#### TEXT EXTRACT:
HBO on Wednesday announced the addition of five more series regulars to the untitled Game of Thrones prequel pilot from X-Men and Kingsman films writer Jane Goldman and author George R.R. Martin. While it’s still only a pilot, the subsequent series is expected to debut in 2020.
The new cast members include:
On Monday, March 18, the network revealed that Oscar nominee Miranda Richardson would join the pilot, as well. Richardson played nosy reporter Rita Skeeter in the Harry Potter films.
In January, HBO announced the addition of eight new cast members (clockwise from top left above):
Ivanno Jeremiah (Humans)
Denise Gough (Monday)
Jamie Campbell Bower (Fantastic Beasts: The Crimes of Grindelwald)
Sheila Atim (Harlots)
Alex Sharp (How to Talk to Girls at Parties)
Naomi Ackie (Lady Macbeth)
Toby Regbo (Fantastic Beasts: The Crimes of Grindelwald)
Georgie Henley (The Chronicles of Narnia films)

#### CHALLENGE 1:
In the rows starting at the line containing "365, 441, 391]" and ending at the line containing "subscribe-button[interactable]: Subscribe to", change "svg-text" to "chart-text" and write out those lines again with nothing else altered.
The article above has no connection to the rows that come after it.

Records from a collection
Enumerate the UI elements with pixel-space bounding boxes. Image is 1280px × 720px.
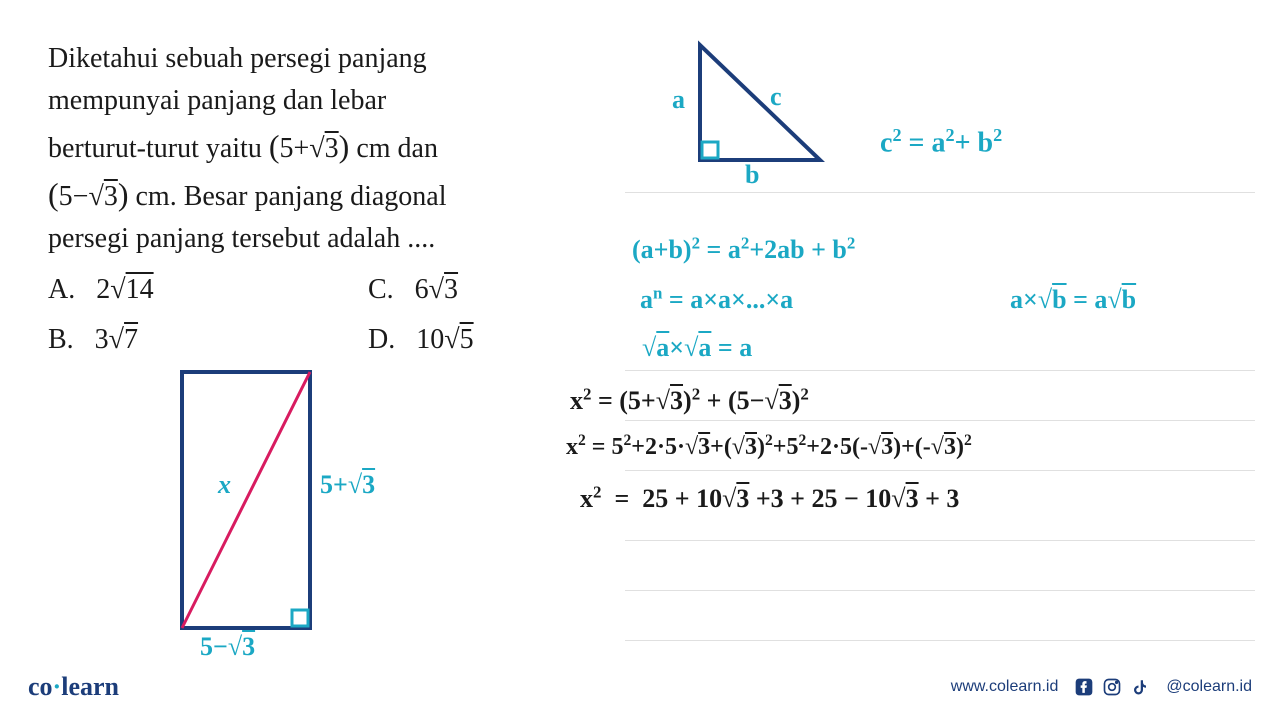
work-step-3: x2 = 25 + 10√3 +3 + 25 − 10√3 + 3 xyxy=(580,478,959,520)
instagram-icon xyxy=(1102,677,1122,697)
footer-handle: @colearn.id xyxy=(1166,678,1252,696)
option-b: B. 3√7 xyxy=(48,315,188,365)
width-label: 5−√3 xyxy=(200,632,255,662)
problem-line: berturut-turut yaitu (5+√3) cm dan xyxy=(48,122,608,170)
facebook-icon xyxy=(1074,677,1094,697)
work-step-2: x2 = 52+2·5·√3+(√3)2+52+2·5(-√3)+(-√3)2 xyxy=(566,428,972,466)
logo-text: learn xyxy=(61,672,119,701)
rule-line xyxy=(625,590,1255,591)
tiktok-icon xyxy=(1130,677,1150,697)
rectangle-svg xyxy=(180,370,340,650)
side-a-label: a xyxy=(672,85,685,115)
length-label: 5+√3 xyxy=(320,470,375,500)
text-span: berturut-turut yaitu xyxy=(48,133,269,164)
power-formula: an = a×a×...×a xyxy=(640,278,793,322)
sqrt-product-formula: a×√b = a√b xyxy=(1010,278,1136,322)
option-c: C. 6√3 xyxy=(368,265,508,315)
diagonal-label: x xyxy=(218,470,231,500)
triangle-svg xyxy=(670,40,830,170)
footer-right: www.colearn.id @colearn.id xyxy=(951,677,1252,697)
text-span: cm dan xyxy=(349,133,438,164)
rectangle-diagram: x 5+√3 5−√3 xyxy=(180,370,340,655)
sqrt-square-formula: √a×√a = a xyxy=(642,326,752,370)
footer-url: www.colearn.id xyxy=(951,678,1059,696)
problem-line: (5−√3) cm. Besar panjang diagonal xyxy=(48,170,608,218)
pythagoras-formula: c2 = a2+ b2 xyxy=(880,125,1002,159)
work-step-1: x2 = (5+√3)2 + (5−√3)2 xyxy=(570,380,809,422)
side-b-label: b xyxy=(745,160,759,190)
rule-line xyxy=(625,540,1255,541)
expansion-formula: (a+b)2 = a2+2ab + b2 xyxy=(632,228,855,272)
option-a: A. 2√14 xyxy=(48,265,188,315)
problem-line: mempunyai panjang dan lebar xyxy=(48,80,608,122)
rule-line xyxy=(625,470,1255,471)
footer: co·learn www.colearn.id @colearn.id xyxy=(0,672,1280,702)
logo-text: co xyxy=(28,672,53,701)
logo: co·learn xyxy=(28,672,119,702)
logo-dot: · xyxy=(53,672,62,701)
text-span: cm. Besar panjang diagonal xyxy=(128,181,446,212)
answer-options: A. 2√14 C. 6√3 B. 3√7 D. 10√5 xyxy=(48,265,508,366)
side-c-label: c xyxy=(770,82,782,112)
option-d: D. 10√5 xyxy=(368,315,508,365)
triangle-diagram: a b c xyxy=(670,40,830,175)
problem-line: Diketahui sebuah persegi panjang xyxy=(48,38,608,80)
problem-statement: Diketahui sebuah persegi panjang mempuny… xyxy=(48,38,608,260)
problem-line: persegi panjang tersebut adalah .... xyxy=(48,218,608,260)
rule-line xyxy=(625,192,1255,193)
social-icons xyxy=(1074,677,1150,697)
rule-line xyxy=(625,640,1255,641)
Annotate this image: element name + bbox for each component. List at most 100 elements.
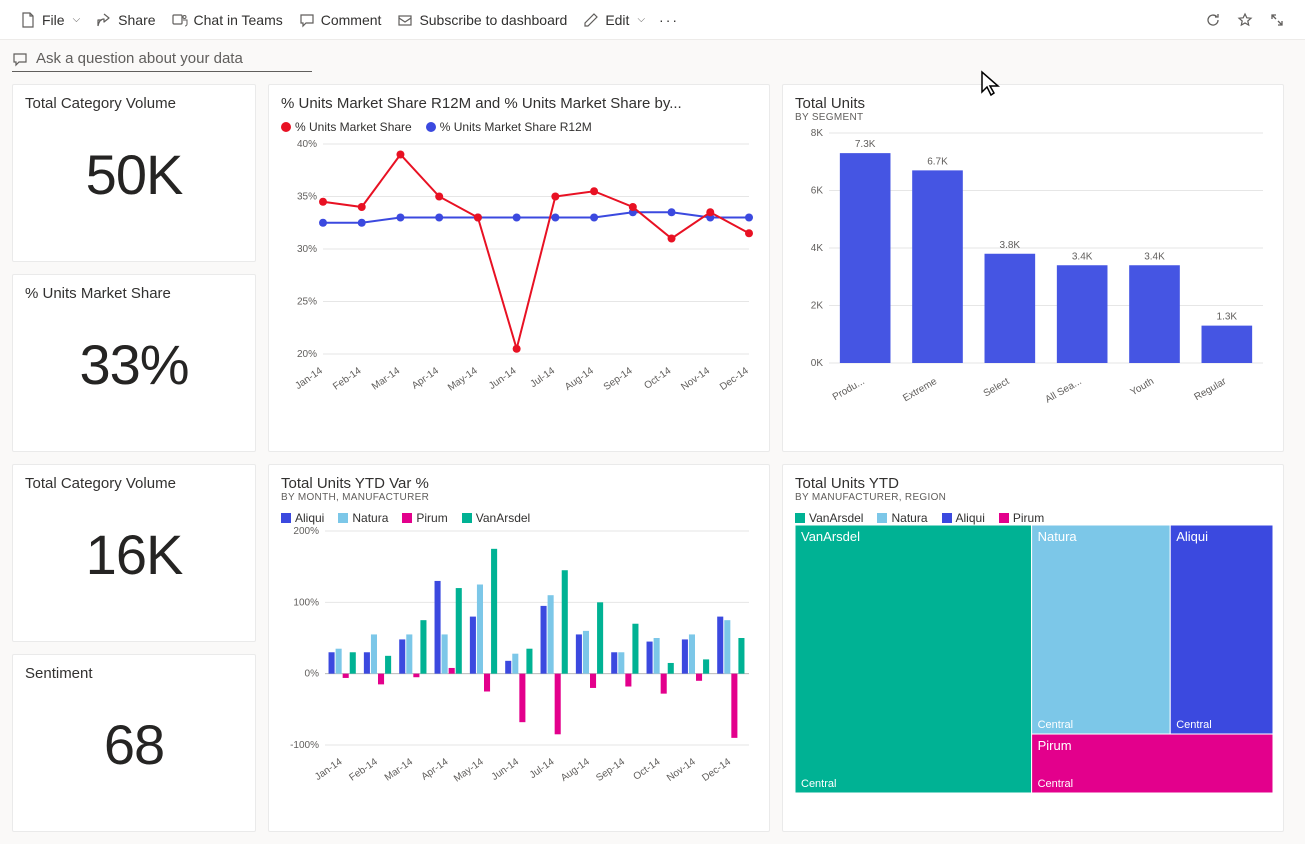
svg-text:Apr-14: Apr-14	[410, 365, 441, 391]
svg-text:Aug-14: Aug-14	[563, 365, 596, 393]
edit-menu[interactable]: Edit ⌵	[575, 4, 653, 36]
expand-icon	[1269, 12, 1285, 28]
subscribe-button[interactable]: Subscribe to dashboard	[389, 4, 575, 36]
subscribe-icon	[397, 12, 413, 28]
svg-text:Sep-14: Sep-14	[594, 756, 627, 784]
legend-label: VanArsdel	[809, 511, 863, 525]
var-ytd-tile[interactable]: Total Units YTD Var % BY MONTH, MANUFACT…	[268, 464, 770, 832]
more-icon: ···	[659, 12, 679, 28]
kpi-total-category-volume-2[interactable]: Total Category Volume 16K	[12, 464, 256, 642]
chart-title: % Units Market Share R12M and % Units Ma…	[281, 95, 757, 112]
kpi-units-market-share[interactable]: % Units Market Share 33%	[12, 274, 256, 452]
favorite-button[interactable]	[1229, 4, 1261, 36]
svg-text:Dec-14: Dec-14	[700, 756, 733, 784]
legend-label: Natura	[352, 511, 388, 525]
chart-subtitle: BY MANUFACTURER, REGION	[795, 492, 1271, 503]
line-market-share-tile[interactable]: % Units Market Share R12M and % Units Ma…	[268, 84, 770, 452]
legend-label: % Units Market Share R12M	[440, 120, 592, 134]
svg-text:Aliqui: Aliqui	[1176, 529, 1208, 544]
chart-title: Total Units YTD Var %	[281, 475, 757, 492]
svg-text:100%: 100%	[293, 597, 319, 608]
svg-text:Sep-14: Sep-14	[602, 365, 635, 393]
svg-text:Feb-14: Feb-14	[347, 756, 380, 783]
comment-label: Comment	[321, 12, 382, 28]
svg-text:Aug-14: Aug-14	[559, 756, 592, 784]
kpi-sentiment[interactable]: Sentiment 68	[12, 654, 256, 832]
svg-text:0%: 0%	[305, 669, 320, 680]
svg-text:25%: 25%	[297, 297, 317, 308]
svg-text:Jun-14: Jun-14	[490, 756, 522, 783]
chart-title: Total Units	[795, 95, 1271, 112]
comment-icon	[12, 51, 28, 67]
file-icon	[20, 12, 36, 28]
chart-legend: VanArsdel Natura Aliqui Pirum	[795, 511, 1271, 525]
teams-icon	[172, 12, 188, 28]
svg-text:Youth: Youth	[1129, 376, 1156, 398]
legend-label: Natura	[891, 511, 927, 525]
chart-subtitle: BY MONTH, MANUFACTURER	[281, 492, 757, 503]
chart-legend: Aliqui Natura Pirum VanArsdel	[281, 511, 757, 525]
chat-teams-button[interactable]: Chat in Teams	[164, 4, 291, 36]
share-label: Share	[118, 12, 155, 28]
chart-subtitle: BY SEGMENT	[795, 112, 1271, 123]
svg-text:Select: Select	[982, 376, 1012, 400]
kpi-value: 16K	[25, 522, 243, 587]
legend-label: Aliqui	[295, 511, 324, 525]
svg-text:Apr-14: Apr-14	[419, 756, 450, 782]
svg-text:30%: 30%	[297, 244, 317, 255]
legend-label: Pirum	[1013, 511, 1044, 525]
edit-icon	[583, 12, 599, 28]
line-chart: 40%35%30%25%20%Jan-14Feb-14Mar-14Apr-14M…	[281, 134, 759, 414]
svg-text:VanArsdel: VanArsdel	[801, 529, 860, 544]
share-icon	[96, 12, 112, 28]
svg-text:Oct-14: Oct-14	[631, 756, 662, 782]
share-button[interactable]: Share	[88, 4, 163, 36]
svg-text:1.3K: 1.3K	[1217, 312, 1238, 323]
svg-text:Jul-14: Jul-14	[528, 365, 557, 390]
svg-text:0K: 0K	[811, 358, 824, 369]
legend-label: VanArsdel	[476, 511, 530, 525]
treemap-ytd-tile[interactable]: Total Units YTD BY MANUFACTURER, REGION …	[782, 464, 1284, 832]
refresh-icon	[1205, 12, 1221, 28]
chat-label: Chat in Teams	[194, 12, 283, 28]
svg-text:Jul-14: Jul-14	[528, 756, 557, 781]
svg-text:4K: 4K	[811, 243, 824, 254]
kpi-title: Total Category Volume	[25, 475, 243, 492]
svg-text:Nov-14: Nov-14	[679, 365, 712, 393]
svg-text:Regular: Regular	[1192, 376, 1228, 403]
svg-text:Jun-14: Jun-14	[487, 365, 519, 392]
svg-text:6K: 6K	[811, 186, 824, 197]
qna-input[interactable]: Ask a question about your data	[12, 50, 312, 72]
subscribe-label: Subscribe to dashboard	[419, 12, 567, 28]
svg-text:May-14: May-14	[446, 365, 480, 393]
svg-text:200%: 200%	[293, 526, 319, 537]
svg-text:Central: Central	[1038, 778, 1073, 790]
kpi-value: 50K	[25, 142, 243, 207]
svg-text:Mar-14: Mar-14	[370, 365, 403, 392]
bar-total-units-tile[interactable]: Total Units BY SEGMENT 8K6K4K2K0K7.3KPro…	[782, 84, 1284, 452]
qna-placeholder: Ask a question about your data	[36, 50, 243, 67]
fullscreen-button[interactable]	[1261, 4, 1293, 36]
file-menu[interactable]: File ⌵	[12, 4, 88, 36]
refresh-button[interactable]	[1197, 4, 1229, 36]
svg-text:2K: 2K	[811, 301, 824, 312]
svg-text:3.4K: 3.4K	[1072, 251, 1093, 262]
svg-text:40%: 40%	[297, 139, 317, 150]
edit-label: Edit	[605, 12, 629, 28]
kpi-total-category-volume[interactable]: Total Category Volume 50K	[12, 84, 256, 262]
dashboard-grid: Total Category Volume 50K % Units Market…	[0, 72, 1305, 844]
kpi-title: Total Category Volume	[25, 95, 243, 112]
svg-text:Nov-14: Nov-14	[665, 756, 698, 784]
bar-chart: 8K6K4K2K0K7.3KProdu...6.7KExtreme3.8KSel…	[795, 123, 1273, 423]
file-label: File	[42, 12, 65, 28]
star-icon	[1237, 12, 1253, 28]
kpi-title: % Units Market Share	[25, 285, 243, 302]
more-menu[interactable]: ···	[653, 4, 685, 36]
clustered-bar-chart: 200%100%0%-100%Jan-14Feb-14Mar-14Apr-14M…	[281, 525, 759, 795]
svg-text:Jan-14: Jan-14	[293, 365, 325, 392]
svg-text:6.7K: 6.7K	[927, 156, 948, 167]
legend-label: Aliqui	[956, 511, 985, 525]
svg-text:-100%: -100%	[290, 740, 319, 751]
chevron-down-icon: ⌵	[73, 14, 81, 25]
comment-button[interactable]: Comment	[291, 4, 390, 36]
* * *
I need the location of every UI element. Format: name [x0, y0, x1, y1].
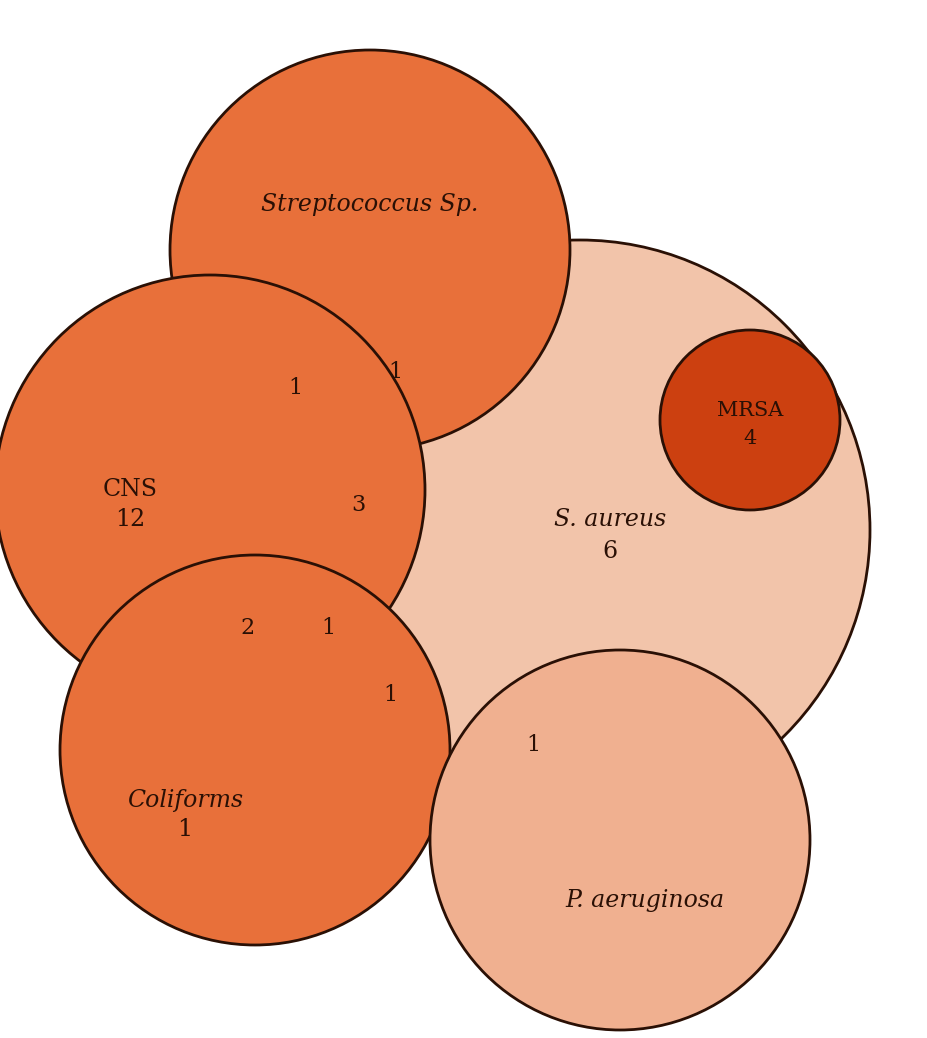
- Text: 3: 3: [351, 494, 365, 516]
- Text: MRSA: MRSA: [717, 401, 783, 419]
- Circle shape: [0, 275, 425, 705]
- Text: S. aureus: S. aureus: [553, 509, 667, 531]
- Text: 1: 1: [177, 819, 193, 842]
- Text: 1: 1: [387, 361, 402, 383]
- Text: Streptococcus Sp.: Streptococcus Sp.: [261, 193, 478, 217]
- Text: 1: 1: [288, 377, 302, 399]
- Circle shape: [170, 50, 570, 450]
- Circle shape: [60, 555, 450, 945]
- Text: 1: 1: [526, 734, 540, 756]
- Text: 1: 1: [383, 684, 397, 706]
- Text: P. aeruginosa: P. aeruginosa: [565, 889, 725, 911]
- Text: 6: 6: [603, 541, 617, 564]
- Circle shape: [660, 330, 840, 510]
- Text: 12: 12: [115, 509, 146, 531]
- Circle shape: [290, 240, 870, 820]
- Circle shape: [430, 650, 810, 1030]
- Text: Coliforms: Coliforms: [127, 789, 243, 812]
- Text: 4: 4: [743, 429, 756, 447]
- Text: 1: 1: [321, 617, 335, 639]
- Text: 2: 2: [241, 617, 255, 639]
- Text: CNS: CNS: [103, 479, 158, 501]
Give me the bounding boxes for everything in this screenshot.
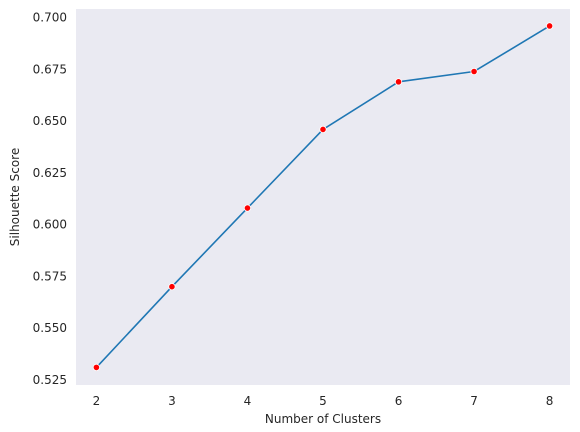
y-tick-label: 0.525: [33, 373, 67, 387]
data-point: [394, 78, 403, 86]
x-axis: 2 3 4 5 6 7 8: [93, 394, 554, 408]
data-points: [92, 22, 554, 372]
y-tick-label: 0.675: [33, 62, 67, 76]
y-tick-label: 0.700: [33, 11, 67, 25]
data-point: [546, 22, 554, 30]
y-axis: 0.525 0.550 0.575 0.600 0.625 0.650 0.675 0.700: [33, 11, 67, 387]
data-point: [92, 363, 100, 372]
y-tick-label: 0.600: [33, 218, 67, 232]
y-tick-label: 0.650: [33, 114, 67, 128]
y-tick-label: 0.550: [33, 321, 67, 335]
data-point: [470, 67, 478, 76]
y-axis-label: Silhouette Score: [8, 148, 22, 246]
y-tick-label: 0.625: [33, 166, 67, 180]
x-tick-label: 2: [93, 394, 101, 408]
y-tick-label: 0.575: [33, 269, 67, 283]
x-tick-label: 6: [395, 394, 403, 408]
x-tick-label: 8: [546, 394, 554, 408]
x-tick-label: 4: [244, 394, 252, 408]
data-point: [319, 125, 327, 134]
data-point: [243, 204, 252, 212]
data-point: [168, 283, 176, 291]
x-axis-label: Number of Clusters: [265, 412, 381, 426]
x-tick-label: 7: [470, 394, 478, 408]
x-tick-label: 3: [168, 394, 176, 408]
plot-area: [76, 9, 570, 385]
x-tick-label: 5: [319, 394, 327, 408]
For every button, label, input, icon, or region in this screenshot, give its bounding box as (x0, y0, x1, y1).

#### CHALLENGE 2:
Carry on the article about the Game of Thrones prequel cast from the point where it stops.

#### TASK ANSWER 1:
chart-text:Apr-14: Apr-14	[410, 365, 441, 391]
chart-text:Aug-14: Aug-14	[563, 365, 596, 393]
edit-menu[interactable]: Edit ⌵	[575, 4, 653, 36]
expand-icon	[1269, 12, 1285, 28]
subscribe-button[interactable]: Subscribe to dashboard	[389, 4, 575, 36]

#### TASK ANSWER 2:
Along with the new cast news, HBO announced that SJ Clarkson will direct the series premiere. Clarkson directed and executive-produced the pilots for The Defenders and Jessica Jones on Netflix, and the BBC/Netflix four-part limited series Collateral, starring Carey Mulligan and written by David Hare.
King Kong star Watts was the first star attached to the prequel series, HBO announced on November 1, 2018. The network followed up the next day with news that Josh Whitehouse (Poldark) has also been cast.
Not much is known about the new show yet, but Watts’ character is described as “a charismatic socialite hiding a dark secret.” Could she be a Stark of old? A Lannister maybe? Watts was nominated for best actress Oscars for The Impossible in 2013 and 21 Grams in 2004. HBO did not elaborate on Whitehouse’s role.
“I could not be more excited,” George R.R. Martin, author of the Song of Ice and Fire book series upon which Game of Thrones is based, wrote on his blog of Watts’ casting. “Welcome to Westeros, Naomi.”
“Jane Goldman scripted the Long Night pilot and will be running the show,” he continued. “She and her team are busy in London right now, neck deep in casting, and I expect some more names will be announced soon.”
Martin has previously stated his wish for the prequel to be called “The Long Night,” but HBO has not confirmed the name of the new series.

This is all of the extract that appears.